* START Available data *

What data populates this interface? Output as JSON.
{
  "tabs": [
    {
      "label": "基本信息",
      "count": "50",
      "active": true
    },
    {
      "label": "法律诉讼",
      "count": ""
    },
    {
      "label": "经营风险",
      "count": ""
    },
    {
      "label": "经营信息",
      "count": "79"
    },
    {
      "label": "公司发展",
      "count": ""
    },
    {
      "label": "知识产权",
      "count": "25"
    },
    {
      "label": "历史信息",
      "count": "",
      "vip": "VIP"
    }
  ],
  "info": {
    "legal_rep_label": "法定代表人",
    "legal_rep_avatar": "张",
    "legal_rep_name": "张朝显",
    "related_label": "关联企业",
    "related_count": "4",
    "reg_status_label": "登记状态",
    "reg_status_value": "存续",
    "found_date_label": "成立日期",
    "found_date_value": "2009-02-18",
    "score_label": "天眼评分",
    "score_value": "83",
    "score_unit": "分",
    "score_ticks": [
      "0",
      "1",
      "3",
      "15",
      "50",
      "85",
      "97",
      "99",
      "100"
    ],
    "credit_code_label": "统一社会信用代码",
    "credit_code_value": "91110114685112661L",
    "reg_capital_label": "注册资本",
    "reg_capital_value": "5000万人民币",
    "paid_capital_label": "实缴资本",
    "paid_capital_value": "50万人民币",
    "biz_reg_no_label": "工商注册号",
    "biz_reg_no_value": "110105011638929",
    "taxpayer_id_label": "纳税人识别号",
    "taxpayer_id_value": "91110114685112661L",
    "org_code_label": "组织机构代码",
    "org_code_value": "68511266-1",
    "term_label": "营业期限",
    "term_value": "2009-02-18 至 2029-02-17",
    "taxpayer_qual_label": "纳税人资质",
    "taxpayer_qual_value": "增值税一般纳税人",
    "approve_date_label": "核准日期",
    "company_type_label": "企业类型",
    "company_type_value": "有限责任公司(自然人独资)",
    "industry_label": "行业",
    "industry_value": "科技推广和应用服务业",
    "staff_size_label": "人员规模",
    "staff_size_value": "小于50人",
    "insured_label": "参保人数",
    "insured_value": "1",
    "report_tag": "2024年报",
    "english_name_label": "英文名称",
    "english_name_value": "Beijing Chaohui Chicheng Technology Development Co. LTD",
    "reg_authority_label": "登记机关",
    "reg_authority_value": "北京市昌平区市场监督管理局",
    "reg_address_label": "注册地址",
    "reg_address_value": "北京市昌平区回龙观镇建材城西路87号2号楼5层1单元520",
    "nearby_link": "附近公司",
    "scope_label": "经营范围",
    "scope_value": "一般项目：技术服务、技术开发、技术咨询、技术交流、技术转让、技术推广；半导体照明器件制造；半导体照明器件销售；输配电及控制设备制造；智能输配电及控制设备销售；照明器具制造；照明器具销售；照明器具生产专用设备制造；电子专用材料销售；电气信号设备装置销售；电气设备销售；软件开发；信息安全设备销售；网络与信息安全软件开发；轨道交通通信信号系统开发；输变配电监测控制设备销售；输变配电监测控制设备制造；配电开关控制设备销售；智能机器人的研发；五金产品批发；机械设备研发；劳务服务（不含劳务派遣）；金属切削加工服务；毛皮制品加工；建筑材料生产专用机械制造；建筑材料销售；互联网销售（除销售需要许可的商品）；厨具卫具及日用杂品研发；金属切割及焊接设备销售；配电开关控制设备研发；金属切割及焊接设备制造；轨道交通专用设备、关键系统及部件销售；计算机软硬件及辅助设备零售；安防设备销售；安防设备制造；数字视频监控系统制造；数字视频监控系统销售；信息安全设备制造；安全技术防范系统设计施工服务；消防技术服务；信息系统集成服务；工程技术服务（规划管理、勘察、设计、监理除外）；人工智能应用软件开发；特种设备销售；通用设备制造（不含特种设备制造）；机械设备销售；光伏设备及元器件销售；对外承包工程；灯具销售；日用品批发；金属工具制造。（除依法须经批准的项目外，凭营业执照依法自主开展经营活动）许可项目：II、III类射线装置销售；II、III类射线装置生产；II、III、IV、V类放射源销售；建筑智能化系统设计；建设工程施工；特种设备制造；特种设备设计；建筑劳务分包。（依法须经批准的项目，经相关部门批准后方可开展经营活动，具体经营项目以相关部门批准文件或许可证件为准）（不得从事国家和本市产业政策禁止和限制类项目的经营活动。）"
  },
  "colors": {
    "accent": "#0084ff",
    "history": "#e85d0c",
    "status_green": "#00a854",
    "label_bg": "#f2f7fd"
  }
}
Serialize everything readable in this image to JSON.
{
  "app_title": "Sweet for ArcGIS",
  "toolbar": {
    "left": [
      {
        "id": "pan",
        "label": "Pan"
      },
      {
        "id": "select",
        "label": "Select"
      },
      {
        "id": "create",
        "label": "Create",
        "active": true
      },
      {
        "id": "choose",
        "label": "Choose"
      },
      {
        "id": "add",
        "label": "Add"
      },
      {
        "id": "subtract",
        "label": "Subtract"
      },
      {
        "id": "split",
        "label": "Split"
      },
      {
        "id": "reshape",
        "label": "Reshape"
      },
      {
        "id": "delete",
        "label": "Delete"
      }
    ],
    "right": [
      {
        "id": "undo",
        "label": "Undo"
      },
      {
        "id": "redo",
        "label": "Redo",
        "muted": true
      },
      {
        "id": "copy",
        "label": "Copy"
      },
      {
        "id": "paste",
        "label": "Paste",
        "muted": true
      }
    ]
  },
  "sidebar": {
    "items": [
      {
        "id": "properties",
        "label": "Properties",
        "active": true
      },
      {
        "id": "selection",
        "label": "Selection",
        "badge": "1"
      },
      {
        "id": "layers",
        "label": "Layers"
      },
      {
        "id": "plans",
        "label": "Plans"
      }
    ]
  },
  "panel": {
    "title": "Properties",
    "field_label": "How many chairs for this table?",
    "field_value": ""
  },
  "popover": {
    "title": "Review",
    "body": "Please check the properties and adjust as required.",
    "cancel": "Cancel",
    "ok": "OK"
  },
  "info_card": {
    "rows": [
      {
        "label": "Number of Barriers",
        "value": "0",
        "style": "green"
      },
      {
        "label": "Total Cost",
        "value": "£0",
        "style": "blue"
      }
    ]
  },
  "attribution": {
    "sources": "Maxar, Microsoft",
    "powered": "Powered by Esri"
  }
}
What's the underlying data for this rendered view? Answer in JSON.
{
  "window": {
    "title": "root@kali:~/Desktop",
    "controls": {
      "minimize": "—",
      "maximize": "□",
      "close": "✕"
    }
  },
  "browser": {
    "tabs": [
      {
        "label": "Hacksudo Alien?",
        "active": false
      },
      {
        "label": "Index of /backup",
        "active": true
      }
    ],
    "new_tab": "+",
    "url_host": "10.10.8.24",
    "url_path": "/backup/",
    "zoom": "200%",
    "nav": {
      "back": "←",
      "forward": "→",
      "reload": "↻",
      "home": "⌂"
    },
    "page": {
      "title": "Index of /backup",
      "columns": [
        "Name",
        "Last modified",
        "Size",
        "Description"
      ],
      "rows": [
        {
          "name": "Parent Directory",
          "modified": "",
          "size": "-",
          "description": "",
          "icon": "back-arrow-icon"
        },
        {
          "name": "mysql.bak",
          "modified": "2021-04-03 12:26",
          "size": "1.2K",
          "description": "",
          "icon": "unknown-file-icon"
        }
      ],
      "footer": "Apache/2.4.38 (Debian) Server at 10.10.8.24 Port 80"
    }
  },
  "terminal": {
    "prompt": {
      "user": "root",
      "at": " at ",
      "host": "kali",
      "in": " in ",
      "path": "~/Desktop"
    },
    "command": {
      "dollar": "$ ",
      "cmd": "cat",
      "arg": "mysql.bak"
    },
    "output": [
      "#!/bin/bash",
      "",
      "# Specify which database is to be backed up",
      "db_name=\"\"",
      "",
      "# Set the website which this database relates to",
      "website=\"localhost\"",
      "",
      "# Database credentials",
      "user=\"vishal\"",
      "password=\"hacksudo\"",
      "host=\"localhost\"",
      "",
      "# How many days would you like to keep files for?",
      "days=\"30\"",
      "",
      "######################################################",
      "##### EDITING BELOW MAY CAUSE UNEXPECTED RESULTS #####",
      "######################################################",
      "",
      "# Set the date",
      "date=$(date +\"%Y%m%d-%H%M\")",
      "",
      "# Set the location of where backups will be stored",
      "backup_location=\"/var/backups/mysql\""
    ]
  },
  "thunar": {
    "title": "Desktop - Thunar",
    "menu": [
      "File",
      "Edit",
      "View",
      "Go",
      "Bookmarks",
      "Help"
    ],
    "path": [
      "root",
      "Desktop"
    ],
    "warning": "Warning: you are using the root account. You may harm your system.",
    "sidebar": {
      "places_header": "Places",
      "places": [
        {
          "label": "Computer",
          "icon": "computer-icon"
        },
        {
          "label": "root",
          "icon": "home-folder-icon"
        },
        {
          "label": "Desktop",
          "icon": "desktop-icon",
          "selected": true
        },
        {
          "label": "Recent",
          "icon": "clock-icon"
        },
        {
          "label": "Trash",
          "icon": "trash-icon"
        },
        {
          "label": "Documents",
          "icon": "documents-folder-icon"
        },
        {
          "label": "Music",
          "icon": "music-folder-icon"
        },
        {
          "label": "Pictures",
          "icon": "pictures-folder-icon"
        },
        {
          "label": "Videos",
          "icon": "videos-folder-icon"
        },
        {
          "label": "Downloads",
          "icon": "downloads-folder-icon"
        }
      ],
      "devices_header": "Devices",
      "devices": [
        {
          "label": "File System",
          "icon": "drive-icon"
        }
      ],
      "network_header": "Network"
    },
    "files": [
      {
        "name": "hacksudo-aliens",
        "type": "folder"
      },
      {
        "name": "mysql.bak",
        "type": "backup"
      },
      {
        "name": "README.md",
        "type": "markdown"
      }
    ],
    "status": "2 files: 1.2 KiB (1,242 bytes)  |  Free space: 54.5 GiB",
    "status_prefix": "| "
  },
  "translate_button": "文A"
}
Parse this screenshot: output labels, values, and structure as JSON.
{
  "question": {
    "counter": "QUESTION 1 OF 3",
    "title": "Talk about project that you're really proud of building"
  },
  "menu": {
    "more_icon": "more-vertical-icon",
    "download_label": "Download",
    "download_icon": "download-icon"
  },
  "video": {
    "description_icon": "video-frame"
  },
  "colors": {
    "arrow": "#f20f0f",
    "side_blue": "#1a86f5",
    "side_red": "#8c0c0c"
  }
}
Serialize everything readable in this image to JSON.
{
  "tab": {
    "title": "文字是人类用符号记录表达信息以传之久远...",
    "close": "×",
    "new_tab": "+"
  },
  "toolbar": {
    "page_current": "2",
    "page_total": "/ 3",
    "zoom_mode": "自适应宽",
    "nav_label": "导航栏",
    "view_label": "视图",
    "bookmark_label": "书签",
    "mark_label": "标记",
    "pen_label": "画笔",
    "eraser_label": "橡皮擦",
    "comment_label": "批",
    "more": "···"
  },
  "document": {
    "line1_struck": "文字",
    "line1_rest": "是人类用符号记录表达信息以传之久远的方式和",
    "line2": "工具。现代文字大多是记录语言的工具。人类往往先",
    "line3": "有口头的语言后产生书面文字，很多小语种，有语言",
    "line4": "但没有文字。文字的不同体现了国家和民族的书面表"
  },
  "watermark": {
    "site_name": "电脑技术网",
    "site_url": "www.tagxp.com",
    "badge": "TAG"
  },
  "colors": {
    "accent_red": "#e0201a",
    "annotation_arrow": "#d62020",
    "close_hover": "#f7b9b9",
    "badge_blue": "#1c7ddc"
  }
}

* END Available data *

● **Exercise goal**:
Extract, from the listing above, every line where the string "mysql" occurs.

● **Exercise response**:
          "name": "mysql.bak",
      "arg": "mysql.bak"
      "backup_location=\"/var/backups/mysql\""
        "name": "mysql.bak",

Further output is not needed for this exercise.